__Data to use__:
· · · ·
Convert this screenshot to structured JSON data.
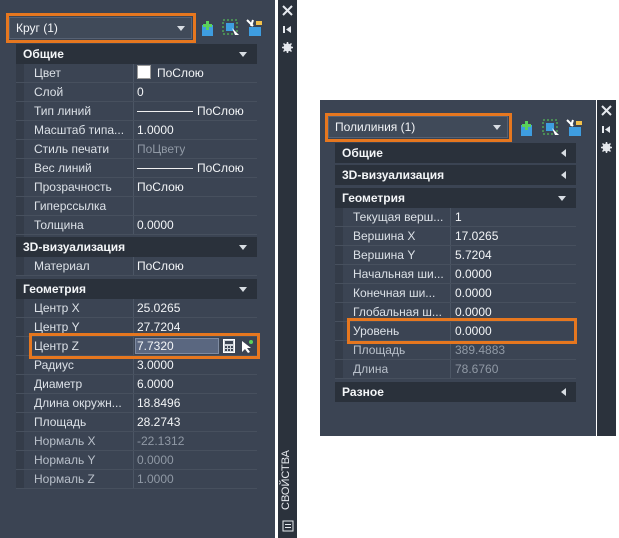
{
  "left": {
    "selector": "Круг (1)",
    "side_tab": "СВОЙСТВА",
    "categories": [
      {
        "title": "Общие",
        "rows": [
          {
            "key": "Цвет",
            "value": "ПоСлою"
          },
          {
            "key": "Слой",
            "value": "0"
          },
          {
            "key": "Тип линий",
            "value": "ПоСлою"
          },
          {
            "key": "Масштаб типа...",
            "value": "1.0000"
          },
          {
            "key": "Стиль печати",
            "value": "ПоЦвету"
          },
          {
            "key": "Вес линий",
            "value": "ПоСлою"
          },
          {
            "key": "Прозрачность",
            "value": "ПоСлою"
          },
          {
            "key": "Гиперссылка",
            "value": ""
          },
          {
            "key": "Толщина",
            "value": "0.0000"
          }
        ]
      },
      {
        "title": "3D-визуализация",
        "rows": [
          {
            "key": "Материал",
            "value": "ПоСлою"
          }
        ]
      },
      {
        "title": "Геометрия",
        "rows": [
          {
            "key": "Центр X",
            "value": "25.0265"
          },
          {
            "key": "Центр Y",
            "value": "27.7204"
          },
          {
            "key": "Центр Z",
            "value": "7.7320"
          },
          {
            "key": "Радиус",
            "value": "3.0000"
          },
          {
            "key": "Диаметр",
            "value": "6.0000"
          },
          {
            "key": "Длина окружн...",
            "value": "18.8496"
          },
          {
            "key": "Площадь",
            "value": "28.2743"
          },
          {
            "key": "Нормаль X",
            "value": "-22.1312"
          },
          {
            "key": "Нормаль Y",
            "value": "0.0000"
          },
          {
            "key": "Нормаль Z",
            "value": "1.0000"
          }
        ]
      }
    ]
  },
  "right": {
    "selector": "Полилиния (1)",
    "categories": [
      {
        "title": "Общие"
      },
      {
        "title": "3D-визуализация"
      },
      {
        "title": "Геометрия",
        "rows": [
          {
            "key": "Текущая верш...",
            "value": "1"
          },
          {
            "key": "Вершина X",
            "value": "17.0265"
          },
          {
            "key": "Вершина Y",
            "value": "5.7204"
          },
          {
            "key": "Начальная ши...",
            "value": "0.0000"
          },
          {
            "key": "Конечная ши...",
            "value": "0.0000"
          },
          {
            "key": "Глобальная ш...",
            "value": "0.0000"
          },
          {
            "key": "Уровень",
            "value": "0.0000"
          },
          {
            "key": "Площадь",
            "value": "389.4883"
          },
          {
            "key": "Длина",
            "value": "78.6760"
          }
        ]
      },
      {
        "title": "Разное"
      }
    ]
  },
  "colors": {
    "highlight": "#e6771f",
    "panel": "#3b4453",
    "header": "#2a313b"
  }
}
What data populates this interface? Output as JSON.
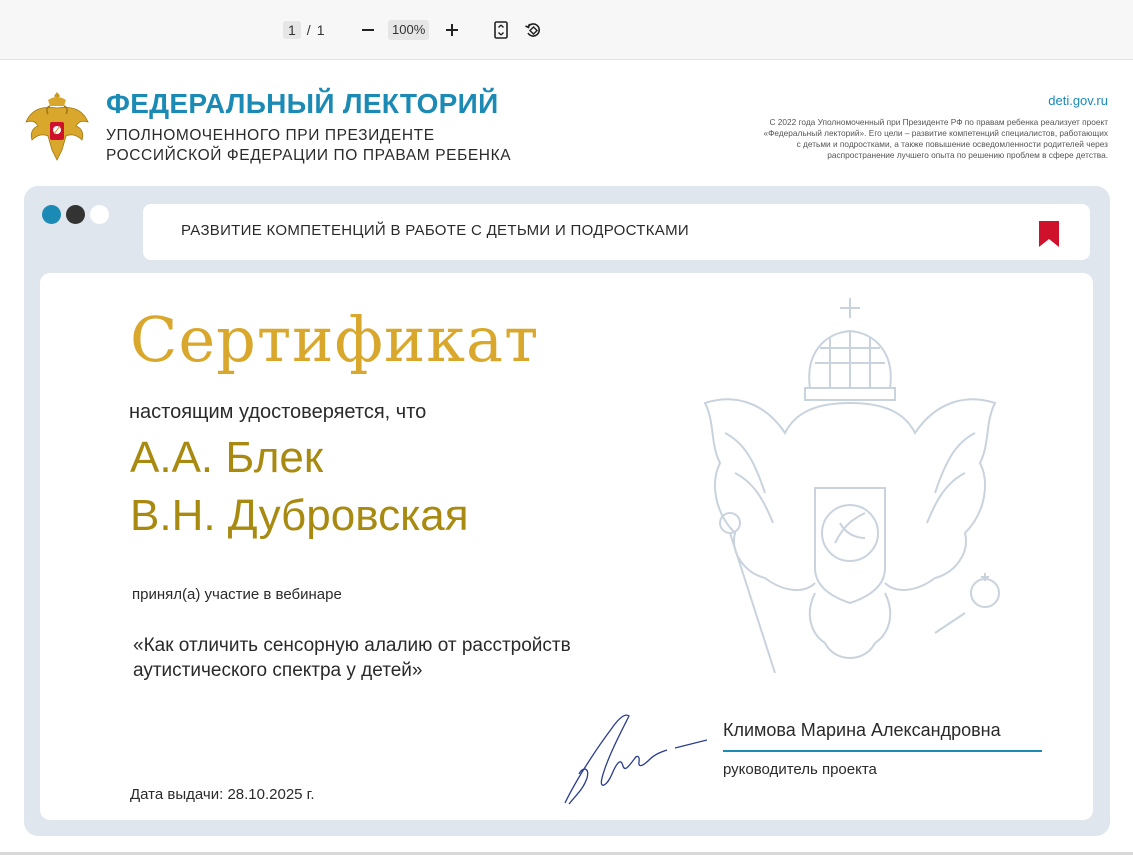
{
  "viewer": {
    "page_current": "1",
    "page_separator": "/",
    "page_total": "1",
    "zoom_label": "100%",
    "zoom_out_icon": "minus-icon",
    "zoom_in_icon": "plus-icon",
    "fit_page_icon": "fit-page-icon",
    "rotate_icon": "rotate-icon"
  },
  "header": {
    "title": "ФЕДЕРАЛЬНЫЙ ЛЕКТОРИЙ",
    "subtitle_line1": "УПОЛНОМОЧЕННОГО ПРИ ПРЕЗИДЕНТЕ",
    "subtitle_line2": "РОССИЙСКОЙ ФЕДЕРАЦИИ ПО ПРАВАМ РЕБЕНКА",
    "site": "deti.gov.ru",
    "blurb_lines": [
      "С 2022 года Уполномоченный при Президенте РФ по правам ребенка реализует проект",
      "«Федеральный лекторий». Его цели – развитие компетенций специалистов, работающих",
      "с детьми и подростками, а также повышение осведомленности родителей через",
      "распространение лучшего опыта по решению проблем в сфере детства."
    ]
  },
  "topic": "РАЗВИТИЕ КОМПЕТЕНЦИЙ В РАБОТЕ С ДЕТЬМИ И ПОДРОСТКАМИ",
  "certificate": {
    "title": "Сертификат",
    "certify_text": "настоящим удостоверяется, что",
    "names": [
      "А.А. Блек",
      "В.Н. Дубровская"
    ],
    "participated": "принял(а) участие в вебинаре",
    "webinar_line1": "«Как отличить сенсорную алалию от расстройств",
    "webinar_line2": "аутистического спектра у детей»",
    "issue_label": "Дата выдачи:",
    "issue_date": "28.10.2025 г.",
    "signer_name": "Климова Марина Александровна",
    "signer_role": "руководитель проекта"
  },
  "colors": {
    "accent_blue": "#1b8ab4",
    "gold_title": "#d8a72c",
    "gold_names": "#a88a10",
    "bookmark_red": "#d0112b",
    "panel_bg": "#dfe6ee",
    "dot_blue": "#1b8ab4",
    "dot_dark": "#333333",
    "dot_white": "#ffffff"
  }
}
· · · ·
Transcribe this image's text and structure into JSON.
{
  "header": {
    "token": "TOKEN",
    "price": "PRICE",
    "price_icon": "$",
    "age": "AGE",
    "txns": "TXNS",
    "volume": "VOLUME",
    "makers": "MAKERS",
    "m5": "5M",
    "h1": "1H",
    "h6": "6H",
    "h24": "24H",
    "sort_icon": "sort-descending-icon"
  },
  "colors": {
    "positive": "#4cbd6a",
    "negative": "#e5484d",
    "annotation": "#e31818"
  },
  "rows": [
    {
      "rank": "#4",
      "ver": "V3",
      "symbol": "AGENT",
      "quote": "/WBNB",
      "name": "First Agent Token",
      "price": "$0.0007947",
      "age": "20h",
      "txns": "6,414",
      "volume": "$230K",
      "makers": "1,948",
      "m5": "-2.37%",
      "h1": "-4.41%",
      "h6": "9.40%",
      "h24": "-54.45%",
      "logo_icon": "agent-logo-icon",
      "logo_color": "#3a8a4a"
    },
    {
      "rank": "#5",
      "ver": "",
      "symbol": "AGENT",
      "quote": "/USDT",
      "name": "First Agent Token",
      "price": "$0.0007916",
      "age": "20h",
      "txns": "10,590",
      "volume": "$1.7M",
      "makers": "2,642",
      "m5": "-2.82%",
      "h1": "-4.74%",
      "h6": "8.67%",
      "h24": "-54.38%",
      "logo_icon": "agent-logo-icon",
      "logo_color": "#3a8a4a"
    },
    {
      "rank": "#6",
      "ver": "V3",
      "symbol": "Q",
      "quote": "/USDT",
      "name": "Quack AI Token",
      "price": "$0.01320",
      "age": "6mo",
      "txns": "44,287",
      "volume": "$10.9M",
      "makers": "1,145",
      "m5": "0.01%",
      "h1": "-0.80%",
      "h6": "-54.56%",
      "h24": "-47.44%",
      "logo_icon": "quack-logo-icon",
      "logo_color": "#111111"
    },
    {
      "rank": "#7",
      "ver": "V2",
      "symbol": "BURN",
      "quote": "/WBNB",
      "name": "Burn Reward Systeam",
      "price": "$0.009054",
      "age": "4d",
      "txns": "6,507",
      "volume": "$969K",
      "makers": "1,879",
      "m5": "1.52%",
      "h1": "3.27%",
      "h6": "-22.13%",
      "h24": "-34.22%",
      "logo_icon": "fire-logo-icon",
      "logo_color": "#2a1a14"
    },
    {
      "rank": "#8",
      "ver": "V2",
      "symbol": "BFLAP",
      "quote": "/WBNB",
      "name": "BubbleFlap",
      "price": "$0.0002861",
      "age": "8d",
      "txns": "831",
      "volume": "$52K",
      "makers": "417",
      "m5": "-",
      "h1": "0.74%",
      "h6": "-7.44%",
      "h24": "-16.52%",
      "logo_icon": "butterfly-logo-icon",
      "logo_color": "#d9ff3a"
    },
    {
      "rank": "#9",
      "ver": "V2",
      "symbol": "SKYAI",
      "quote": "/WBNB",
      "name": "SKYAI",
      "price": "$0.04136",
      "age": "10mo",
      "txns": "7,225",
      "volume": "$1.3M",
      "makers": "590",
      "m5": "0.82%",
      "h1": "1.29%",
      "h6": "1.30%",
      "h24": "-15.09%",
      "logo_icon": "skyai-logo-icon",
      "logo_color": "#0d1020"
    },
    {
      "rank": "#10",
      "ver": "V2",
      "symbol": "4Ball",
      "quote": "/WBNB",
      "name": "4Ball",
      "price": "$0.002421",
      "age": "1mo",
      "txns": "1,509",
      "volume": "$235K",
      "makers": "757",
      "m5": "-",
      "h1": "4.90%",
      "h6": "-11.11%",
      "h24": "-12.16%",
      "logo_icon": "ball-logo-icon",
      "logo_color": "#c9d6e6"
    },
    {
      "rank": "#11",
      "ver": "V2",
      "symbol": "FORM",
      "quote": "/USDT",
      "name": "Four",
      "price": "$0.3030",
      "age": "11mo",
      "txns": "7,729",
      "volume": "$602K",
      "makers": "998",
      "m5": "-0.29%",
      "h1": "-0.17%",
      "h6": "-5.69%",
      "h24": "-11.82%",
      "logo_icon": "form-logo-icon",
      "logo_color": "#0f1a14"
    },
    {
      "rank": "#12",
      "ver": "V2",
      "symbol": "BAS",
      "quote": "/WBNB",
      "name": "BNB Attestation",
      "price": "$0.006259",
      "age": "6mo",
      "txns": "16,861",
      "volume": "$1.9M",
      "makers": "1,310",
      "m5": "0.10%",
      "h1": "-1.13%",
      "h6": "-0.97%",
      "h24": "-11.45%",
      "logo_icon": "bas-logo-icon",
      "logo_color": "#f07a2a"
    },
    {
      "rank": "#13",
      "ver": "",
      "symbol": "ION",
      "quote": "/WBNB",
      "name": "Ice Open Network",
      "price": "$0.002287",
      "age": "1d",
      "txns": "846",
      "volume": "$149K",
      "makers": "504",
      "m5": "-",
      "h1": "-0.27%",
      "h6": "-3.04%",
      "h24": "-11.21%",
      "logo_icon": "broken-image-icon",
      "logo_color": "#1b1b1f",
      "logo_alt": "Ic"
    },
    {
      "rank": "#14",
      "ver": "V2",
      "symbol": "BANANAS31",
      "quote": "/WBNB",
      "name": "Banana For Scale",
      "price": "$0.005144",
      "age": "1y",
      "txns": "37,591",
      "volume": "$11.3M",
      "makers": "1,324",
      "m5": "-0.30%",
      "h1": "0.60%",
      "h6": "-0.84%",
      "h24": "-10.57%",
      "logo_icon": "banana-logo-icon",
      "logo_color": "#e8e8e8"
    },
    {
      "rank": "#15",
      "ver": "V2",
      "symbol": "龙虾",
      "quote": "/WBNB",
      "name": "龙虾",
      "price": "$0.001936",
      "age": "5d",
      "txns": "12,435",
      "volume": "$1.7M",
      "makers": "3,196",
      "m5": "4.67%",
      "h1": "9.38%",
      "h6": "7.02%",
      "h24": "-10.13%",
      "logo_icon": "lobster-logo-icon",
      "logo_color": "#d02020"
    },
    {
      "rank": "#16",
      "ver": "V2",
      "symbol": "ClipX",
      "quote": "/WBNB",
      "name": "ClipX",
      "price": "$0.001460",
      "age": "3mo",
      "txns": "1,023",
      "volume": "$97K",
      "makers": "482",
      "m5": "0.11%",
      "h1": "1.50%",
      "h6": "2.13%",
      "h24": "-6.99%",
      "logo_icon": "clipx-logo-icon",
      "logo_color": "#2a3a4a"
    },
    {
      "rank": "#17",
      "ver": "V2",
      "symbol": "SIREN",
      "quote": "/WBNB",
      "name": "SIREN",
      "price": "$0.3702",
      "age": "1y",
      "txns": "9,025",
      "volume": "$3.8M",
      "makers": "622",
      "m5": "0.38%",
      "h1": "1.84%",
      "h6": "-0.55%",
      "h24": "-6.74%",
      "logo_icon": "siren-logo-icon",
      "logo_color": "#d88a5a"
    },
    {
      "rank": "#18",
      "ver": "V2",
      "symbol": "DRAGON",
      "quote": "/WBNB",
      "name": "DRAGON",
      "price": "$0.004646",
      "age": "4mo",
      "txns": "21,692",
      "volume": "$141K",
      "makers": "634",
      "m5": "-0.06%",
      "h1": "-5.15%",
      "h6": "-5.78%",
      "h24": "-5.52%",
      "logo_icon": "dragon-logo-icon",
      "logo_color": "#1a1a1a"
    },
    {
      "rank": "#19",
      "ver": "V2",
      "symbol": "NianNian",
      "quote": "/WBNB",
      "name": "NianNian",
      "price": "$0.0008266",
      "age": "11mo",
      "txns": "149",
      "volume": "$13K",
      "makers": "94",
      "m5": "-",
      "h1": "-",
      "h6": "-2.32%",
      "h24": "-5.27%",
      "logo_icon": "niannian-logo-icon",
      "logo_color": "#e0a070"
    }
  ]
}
· · · ·
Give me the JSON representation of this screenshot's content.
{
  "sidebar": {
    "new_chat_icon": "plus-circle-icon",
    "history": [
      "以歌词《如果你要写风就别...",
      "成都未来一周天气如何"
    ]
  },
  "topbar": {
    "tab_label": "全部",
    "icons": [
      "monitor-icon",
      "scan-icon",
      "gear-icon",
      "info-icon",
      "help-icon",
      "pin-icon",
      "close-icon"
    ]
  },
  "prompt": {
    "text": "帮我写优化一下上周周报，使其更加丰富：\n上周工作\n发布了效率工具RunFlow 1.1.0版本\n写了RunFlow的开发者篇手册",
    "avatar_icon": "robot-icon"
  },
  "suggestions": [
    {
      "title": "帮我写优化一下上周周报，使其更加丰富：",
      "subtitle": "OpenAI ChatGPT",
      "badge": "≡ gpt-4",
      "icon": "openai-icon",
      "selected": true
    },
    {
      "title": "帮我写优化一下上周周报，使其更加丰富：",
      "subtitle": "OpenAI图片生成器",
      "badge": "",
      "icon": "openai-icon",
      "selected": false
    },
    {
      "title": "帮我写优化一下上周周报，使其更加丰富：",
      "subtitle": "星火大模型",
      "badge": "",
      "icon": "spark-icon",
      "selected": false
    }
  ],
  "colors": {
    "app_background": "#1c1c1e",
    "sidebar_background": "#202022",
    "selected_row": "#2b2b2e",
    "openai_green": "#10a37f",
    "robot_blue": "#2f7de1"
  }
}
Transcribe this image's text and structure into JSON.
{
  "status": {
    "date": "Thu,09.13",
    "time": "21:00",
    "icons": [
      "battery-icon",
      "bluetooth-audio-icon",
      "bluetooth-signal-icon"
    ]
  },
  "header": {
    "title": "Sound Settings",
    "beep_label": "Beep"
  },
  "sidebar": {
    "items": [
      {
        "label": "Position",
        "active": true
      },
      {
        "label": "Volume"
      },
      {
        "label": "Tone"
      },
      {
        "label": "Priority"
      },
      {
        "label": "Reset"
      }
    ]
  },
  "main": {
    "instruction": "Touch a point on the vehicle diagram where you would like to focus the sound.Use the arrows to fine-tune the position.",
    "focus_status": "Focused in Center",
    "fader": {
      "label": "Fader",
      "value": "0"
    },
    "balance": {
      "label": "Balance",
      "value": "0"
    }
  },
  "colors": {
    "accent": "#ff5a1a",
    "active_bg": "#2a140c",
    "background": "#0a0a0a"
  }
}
· · · ·
__Objective__:
Extract from the data every line where "this" shows up.

__Solved problem__:
Convert this screenshot to structured JSON data.
What data populates this interface? Output as JSON.
Transcribe this image's text and structure into JSON.
Give me the JSON representation of this screenshot's content.
Transcribe this image's text and structure into JSON.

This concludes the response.